Requirement
Count how many lines of the material hold "seared". Respond with that number alone.

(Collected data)
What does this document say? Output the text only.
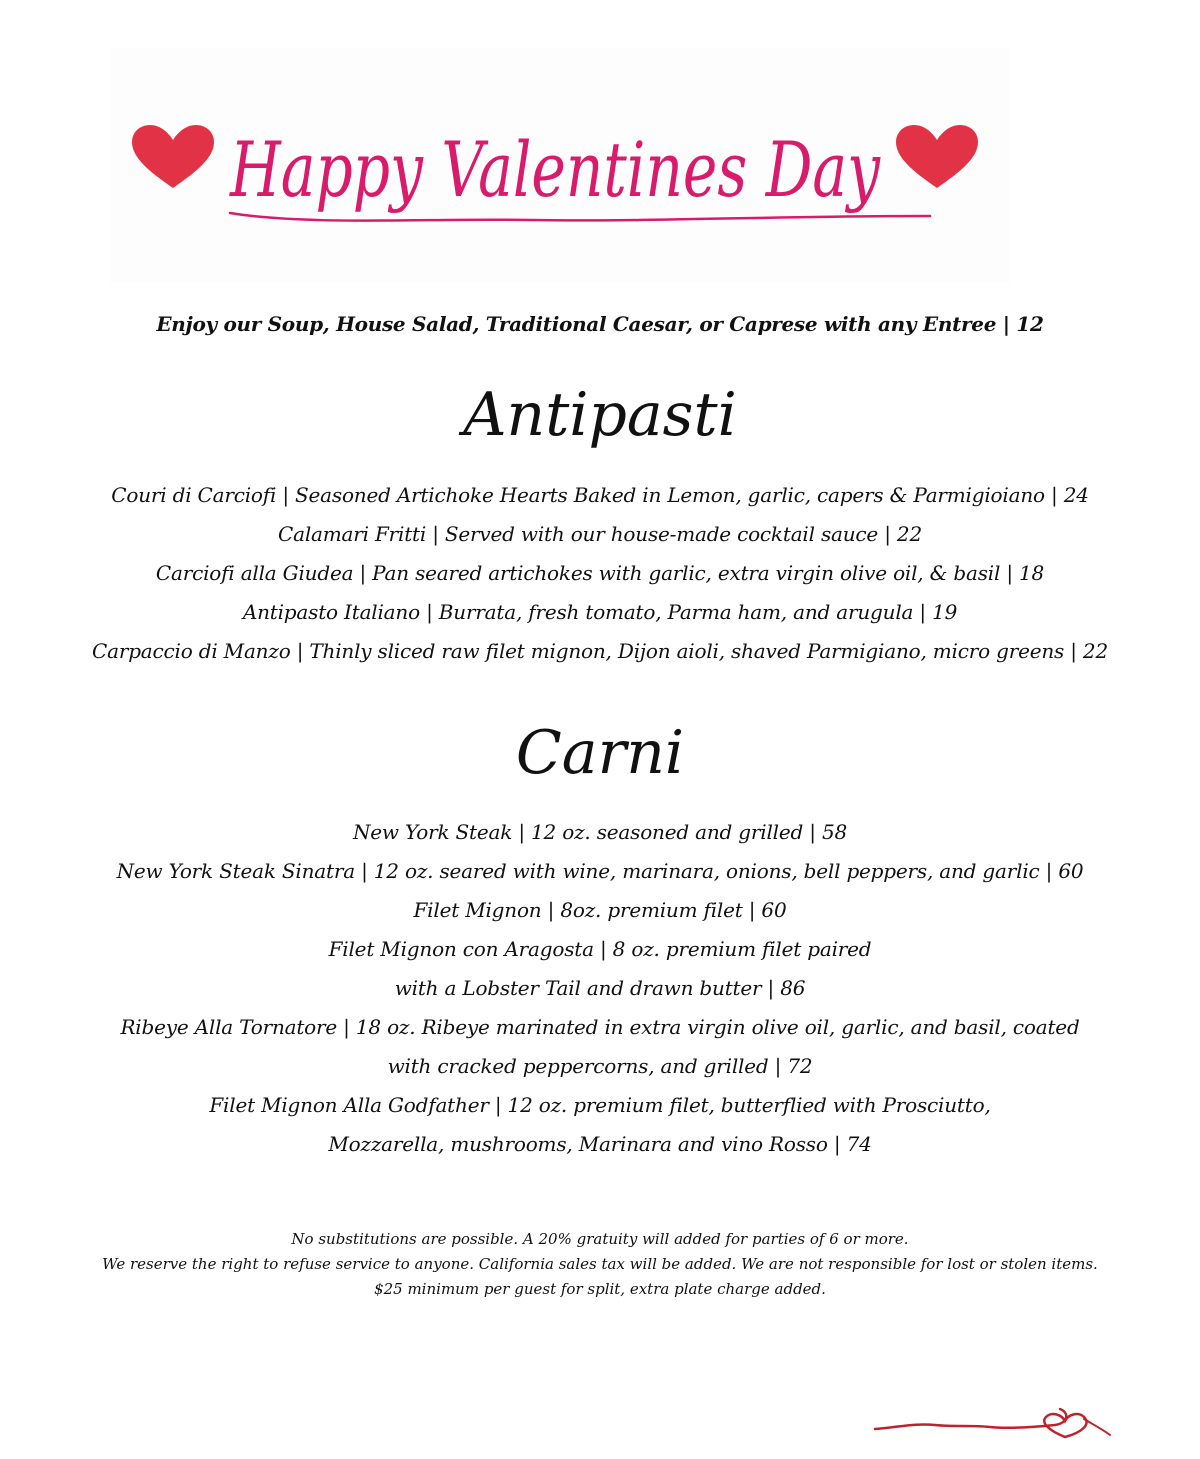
Happy Valentines Day
Enjoy our Soup, House Salad, Traditional Caesar, or Caprese with any Entree | 12
Antipasti
Couri di Carciofi | Seasoned Artichoke Hearts Baked in Lemon, garlic, capers & Parmigioiano | 24
Calamari Fritti | Served with our house-made cocktail sauce | 22
Carciofi alla Giudea | Pan seared artichokes with garlic, extra virgin olive oil, & basil | 18
Antipasto Italiano | Burrata, fresh tomato, Parma ham, and arugula | 19
Carpaccio di Manzo | Thinly sliced raw filet mignon, Dijon aioli, shaved Parmigiano, micro greens | 22
Carni
New York Steak | 12 oz. seasoned and grilled | 58
New York Steak Sinatra | 12 oz. seared with wine, marinara, onions, bell peppers, and garlic | 60
Filet Mignon | 8oz. premium filet | 60
Filet Mignon con Aragosta | 8 oz. premium filet paired
with a Lobster Tail and drawn butter | 86
Ribeye Alla Tornatore | 18 oz. Ribeye marinated in extra virgin olive oil, garlic, and basil, coated
with cracked peppercorns, and grilled | 72
Filet Mignon Alla Godfather | 12 oz. premium filet, butterflied with Prosciutto,
Mozzarella, mushrooms, Marinara and vino Rosso | 74
No substitutions are possible. A 20% gratuity will added for parties of 6 or more.
We reserve the right to refuse service to anyone. California sales tax will be added. We are not responsible for lost or stolen items.
$25 minimum per guest for split, extra plate charge added.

Complete response
2